(Aim):
Repeat the material below exactly, with no pictures.

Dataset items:
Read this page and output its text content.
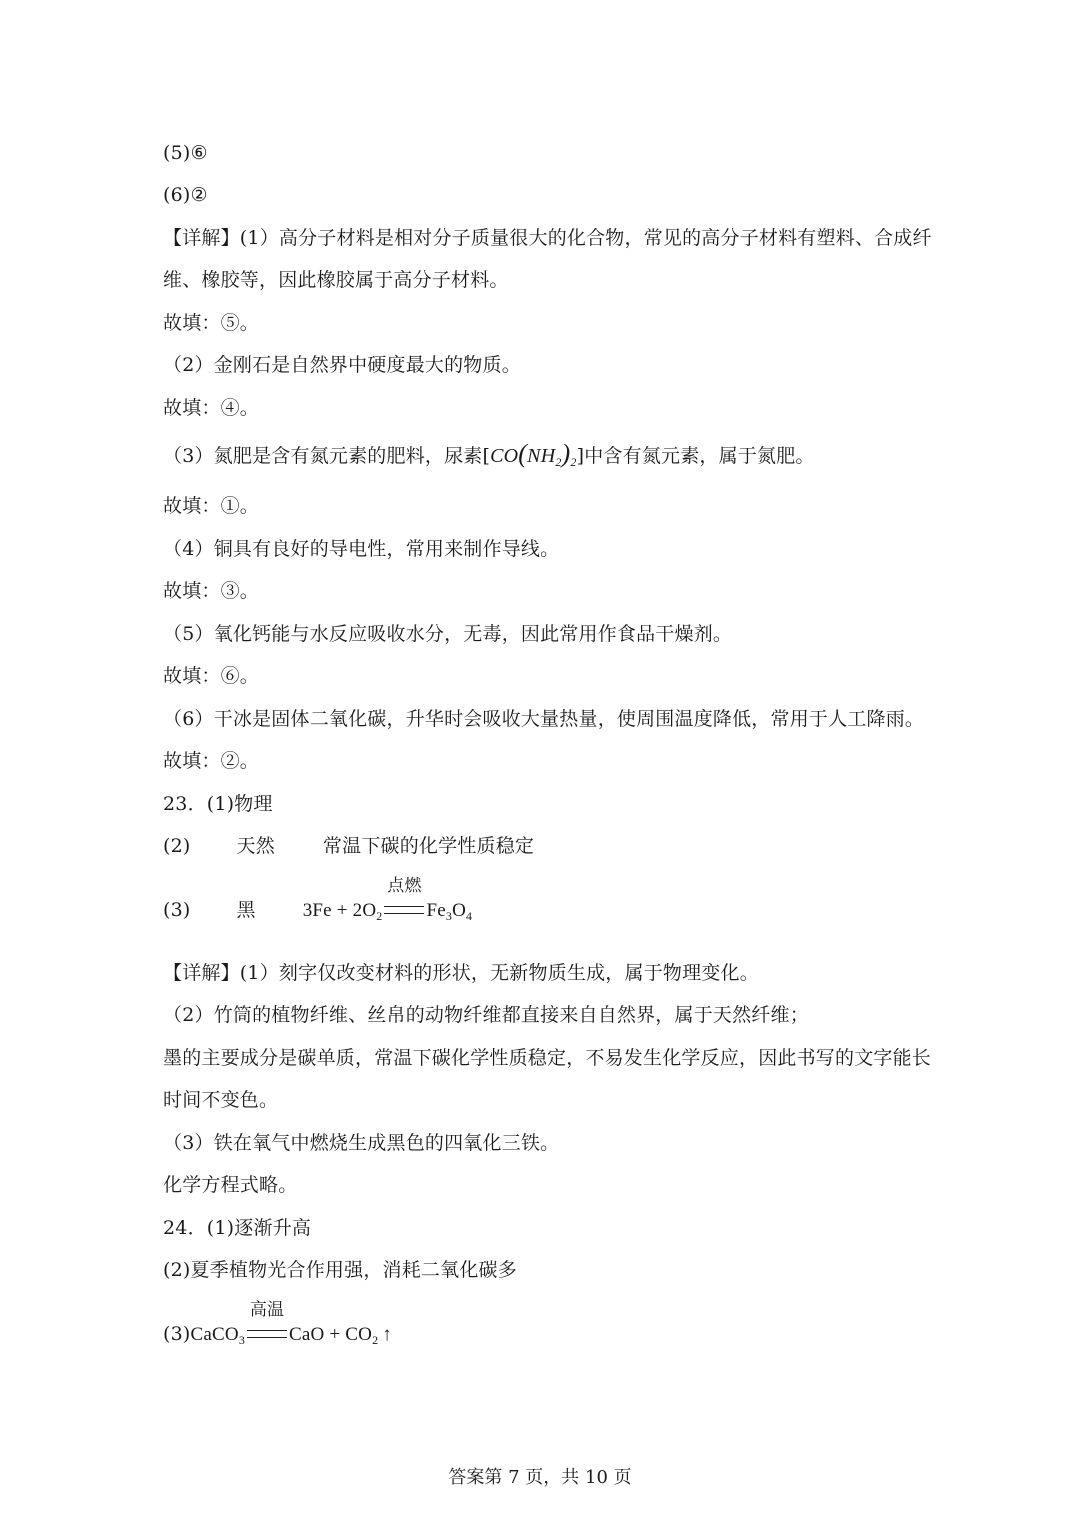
(5)⑥
(6)②
【详解】(1）高分子材料是相对分子质量很大的化合物，常见的高分子材料有塑料、合成纤
维、橡胶等，因此橡胶属于高分子材料。
故填：⑤。
（2）金刚石是自然界中硬度最大的物质。
故填：④。
（3）氮肥是含有氮元素的肥料，尿素$[CO(NH_2)_2]$中含有氮元素，属于氮肥。
故填：①。
（4）铜具有良好的导电性，常用来制作导线。
故填：③。
（5）氧化钙能与水反应吸收水分，无毒，因此常用作食品干燥剂。
故填：⑥。
（6）干冰是固体二氧化碳，升华时会吸收大量热量，使周围温度降低，常用于人工降雨。
故填：②。
23．(1)物理
(2) 天然	常温下碳的化学性质稳定
(3) 黑 $3Fe + 2O_2$
点燃
$Fe_3O_4$
【详解】(1）刻字仅改变材料的形状，无新物质生成，属于物理变化。
（2）竹筒的植物纤维、丝帛的动物纤维都直接来自自然界，属于天然纤维；
墨的主要成分是碳单质，常温下碳化学性质稳定，不易发生化学反应，因此书写的文字能长
时间不变色。
（3）铁在氧气中燃烧生成黑色的四氧化三铁。
化学方程式略。
24．(1)逐渐升高
(2)夏季植物光合作用强，消耗二氧化碳多
(3)CaCO$_3$
高温
CaO + $CO_2$ ↑
答案第 7 页，共 10 页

(Answer to this exercise):
Read this page and output its text content.
(5)⑥
(6)②
【详解】(1）高分子材料是相对分子质量很大的化合物，常见的高分子材料有塑料、合成纤
维、橡胶等，因此橡胶属于高分子材料。
故填：⑤。
（2）金刚石是自然界中硬度最大的物质。
故填：④。
（3）氮肥是含有氮元素的肥料，尿素$[CO(NH_2)_2]$中含有氮元素，属于氮肥。
故填：①。
（4）铜具有良好的导电性，常用来制作导线。
故填：③。
（5）氧化钙能与水反应吸收水分，无毒，因此常用作食品干燥剂。
故填：⑥。
（6）干冰是固体二氧化碳，升华时会吸收大量热量，使周围温度降低，常用于人工降雨。
故填：②。
23．(1)物理
(2) 天然	常温下碳的化学性质稳定
(3) 黑 $3Fe + 2O_2$
点燃
$Fe_3O_4$
【详解】(1）刻字仅改变材料的形状，无新物质生成，属于物理变化。
（2）竹筒的植物纤维、丝帛的动物纤维都直接来自自然界，属于天然纤维；
墨的主要成分是碳单质，常温下碳化学性质稳定，不易发生化学反应，因此书写的文字能长
时间不变色。
（3）铁在氧气中燃烧生成黑色的四氧化三铁。
化学方程式略。
24．(1)逐渐升高
(2)夏季植物光合作用强，消耗二氧化碳多
(3)CaCO$_3$
高温
CaO + $CO_2$ ↑
答案第 7 页，共 10 页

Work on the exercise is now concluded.